Scan the listing below. Report each line that includes "case".

DATASET RECORDS:
▼▼▼
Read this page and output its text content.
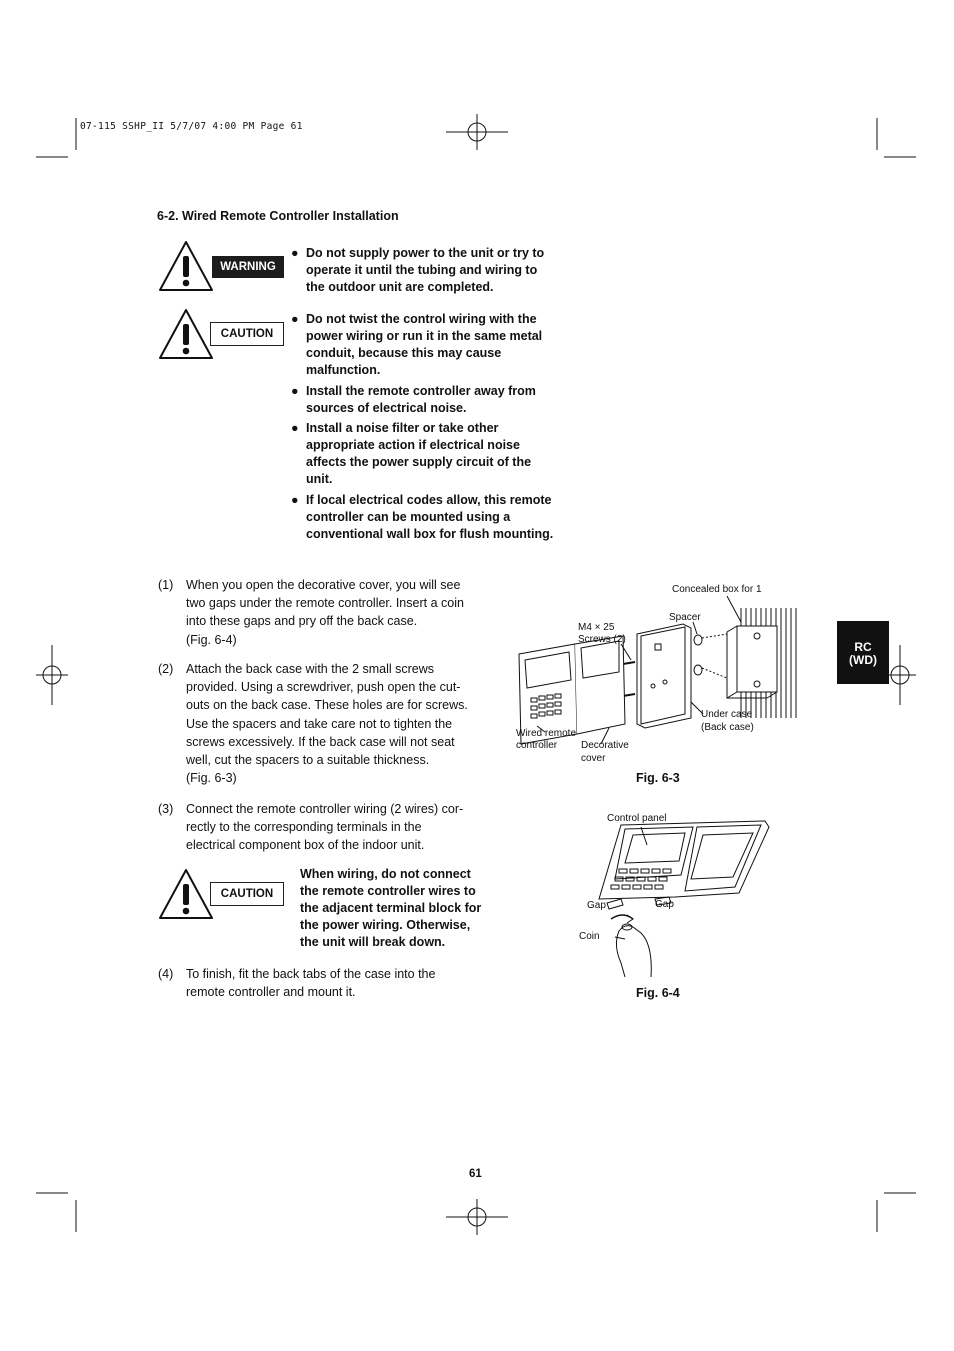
07-115 SSHP_II 5/7/07 4:00 PM Page 61
6-2. Wired Remote Controller Installation
WARNING
● Do not supply power to the unit or try to operate it until the tubing and wiring to the outdoor unit are completed.
CAUTION
● Do not twist the control wiring with the power wiring or run it in the same metal conduit, because this may cause malfunction.
● Install the remote controller away from sources of electrical noise.
● Install a noise filter or take other appropriate action if electrical noise affects the power supply circuit of the unit.
● If local electrical codes allow, this remote controller can be mounted using a conventional wall box for flush mounting.
(1) When you open the decorative cover, you will see
two gaps under the remote controller. Insert a coin
into these gaps and pry off the back case.
(Fig. 6-4)
(2) Attach the back case with the 2 small screws
provided. Using a screwdriver, push open the cut-
outs on the back case. These holes are for screws.
Use the spacers and take care not to tighten the
screws excessively. If the back case will not seat
well, cut the spacers to a suitable thickness.
(Fig. 6-3)
(3) Connect the remote controller wiring (2 wires) cor-
rectly to the corresponding terminals in the
electrical component box of the indoor unit.
CAUTION
When wiring, do not connect
the remote controller wires to
the adjacent terminal block for
the power wiring. Otherwise,
the unit will break down.
(4) To finish, fit the back tabs of the case into the
remote controller and mount it.
Concealed box for 1
Spacer
M4 × 25
Screws (2)
Under case
(Back case)
Wired remote
controller Decorative
cover
Fig. 6-3
Control panel
Gap	Gap
Coin
Fig. 6-4
RC
(WD)
61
▲▲▲
TASK RESULT:
into these gaps and pry off the back case.
(2) Attach the back case with the 2 small screws
outs on the back case. These holes are for screws.
screws excessively. If the back case will not seat
(4) To finish, fit the back tabs of the case into the
Under case
(Back case)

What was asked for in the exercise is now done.